__Stated exercise__
In the listing below, locate the lines bearing the word "Эвитейка". Copy every one of them.

Extracted records:
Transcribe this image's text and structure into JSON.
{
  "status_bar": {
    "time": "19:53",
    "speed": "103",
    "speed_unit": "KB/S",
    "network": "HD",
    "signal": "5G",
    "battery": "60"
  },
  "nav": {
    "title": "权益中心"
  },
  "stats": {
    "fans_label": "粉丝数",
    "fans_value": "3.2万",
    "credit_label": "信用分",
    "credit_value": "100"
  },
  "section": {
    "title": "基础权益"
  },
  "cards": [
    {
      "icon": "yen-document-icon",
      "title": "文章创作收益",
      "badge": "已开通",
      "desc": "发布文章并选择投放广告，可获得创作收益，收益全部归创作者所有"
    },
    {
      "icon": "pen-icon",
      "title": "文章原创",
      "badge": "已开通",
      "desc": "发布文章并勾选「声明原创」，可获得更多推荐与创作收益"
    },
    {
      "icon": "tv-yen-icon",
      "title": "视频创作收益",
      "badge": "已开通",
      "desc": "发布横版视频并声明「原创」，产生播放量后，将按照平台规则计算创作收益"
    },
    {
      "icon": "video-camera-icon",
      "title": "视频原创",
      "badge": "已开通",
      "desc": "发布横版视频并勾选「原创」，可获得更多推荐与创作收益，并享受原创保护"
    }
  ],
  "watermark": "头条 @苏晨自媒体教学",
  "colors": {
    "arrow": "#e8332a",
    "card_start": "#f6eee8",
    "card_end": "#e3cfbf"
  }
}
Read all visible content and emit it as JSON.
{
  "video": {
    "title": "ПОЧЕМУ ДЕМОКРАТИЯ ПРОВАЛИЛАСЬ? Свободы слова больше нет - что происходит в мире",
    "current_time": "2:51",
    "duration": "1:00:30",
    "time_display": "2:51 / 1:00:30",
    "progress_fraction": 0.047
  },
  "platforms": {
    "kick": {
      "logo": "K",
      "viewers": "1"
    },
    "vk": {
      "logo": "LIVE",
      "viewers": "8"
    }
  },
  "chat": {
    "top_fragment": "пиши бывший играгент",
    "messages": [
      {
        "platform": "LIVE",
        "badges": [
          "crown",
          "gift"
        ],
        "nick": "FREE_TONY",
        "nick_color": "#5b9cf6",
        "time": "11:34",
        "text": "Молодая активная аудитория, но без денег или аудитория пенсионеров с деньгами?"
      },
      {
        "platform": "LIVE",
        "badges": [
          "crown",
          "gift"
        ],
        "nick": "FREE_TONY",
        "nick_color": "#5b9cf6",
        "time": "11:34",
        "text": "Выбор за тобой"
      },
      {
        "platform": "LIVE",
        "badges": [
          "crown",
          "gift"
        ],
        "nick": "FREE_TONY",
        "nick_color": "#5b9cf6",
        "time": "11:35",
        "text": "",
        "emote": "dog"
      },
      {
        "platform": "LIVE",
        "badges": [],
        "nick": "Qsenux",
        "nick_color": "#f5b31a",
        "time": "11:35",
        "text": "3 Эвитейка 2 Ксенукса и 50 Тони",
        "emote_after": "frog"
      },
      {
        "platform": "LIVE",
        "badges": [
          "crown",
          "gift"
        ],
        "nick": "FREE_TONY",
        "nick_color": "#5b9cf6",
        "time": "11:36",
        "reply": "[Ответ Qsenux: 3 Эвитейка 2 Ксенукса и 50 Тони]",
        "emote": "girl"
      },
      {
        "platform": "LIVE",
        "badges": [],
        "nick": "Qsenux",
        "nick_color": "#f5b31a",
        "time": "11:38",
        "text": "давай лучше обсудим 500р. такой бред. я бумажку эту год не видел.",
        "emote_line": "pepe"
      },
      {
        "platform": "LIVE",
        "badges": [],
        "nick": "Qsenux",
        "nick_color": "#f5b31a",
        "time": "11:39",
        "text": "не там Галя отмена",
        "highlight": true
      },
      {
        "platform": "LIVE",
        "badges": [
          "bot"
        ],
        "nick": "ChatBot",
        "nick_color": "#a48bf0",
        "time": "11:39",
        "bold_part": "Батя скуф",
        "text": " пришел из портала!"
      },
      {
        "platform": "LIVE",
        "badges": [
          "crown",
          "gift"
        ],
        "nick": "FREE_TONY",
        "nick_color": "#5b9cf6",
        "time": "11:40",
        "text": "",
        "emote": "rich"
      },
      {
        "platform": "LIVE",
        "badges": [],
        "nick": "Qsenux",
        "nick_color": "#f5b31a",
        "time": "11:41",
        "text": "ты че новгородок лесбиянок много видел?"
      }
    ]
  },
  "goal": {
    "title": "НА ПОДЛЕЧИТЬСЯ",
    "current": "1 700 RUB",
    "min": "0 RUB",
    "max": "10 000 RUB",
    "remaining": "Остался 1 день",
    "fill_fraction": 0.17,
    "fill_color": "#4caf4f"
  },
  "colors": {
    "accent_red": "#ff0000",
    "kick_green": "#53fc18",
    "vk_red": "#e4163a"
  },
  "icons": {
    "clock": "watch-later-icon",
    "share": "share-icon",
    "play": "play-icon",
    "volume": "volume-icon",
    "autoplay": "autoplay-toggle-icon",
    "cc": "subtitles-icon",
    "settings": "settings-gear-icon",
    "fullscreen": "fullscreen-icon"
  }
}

__Worked solution__
        "text": "3 Эвитейка 2 Ксенукса и 50 Тони",
        "reply": "[Ответ Qsenux: 3 Эвитейка 2 Ксенукса и 50 Тони]",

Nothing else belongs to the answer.